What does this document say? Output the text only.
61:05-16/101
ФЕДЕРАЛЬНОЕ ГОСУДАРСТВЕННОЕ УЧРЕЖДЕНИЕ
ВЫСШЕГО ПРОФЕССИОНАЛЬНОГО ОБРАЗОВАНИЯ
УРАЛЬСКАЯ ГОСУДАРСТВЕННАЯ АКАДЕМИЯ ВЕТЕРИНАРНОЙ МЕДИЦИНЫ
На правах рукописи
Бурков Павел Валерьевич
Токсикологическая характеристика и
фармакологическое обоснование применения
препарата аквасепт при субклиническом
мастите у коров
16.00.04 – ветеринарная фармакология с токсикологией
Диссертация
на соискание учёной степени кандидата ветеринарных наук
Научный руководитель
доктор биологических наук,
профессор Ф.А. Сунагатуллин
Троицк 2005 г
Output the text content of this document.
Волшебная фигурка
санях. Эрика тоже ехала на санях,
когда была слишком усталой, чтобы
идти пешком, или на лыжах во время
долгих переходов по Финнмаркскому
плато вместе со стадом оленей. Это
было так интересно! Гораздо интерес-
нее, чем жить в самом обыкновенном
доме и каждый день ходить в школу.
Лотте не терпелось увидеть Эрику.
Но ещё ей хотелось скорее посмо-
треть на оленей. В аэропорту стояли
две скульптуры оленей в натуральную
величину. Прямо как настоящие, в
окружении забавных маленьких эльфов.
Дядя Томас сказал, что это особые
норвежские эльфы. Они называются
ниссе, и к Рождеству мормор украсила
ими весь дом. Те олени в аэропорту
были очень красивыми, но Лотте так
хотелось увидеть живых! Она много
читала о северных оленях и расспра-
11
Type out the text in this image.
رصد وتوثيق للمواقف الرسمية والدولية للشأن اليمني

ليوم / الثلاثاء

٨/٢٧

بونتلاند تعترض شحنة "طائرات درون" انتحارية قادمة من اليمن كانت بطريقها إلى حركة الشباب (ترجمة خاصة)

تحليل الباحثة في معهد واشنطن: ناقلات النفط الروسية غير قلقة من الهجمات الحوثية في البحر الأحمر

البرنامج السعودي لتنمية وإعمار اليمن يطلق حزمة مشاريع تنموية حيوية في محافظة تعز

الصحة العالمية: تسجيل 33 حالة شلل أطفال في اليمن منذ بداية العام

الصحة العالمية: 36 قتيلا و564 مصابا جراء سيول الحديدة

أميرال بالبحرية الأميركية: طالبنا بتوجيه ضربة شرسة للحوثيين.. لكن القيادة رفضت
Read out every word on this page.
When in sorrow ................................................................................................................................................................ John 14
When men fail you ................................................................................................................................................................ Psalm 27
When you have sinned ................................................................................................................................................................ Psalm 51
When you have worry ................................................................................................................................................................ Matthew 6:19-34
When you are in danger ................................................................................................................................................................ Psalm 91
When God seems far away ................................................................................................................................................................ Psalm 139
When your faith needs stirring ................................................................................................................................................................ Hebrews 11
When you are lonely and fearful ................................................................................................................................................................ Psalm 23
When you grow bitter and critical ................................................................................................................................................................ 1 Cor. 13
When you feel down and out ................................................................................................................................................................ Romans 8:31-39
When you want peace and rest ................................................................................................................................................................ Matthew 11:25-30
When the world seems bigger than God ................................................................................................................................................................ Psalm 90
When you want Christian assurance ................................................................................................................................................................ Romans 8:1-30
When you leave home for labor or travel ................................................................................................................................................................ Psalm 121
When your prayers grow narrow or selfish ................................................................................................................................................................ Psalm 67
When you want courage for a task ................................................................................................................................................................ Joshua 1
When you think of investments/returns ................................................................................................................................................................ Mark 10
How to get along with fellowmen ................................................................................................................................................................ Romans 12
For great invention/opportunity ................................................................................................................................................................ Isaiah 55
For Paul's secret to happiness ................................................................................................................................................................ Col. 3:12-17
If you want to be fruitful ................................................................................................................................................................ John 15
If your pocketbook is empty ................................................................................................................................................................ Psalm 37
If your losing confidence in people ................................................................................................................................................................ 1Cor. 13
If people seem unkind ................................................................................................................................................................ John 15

+--

Exercise
Filter the records above for lines containing the word "الصحة", and copy those lines.

Exercise output
الصحة العالمية: تسجيل 33 حالة شلل أطفال في اليمن منذ بداية العام
الصحة العالمية: 36 قتيلا و564 مصابا جراء سيول الحديدة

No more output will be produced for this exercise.